▸ RECORD SET
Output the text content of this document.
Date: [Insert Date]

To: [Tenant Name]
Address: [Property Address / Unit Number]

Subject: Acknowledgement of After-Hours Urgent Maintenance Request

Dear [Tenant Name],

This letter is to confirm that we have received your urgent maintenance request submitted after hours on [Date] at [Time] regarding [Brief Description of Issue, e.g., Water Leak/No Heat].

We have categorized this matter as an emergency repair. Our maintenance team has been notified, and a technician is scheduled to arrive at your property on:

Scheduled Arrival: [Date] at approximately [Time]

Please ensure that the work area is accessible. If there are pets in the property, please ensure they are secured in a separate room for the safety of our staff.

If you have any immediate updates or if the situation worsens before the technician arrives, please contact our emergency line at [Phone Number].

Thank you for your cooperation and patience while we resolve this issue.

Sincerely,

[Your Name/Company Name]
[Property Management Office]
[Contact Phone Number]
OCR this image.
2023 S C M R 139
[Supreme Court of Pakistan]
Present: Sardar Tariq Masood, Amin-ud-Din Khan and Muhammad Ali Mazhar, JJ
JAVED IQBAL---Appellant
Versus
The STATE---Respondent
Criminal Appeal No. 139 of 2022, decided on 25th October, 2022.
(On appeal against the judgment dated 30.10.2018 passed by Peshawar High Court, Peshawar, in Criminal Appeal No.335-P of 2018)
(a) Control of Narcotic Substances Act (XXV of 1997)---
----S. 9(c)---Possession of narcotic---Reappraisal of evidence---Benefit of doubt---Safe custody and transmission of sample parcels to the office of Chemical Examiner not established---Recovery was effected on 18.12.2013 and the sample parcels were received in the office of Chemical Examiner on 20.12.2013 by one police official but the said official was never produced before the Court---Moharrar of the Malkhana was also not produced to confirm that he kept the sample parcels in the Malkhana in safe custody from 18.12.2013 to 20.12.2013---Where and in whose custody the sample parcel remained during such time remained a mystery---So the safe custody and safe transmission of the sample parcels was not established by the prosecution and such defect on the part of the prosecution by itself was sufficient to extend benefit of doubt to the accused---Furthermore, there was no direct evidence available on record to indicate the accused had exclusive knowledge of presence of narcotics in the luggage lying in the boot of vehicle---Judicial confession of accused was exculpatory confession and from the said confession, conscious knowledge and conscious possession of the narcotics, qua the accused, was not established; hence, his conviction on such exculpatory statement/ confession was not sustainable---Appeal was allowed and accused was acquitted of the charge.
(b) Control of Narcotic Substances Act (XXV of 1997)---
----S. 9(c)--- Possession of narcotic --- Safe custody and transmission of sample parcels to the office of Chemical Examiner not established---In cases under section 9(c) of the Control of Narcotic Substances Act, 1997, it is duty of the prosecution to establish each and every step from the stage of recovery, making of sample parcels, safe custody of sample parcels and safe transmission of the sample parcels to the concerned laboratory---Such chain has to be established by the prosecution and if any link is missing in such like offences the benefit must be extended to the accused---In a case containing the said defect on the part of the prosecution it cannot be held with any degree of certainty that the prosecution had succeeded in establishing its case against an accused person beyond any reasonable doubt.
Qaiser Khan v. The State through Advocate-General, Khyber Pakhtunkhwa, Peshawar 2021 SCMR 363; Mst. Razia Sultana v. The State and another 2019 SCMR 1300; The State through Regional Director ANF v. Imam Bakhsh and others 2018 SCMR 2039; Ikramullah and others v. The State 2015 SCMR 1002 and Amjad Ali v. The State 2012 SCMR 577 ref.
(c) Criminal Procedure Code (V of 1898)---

▸ DIRECTION
Track down every line holding the string "there" and copy it.

▸ ANSWER TO THIS PROBLEM
Please ensure that the work area is accessible. If there are pets in the property, please ensure they are secured in a separate room for the safety of our staff.
----S. 9(c)---Possession of narcotic---Reappraisal of evidence---Benefit of doubt---Safe custody and transmission of sample parcels to the office of Chemical Examiner not established---Recovery was effected on 18.12.2013 and the sample parcels were received in the office of Chemical Examiner on 20.12.2013 by one police official but the said official was never produced before the Court---Moharrar of the Malkhana was also not produced to confirm that he kept the sample parcels in the Malkhana in safe custody from 18.12.2013 to 20.12.2013---Where and in whose custody the sample parcel remained during such time remained a mystery---So the safe custody and safe transmission of the sample parcels was not established by the prosecution and such defect on the part of the prosecution by itself was sufficient to extend benefit of doubt to the accused---Furthermore, there was no direct evidence available on record to indicate the accused had exclusive knowledge of presence of narcotics in the luggage lying in the boot of vehicle---Judicial confession of accused was exculpatory confession and from the said confession, conscious knowledge and conscious possession of the narcotics, qua the accused, was not established; hence, his conviction on such exculpatory statement/ confession was not sustainable---Appeal was allowed and accused was acquitted of the charge.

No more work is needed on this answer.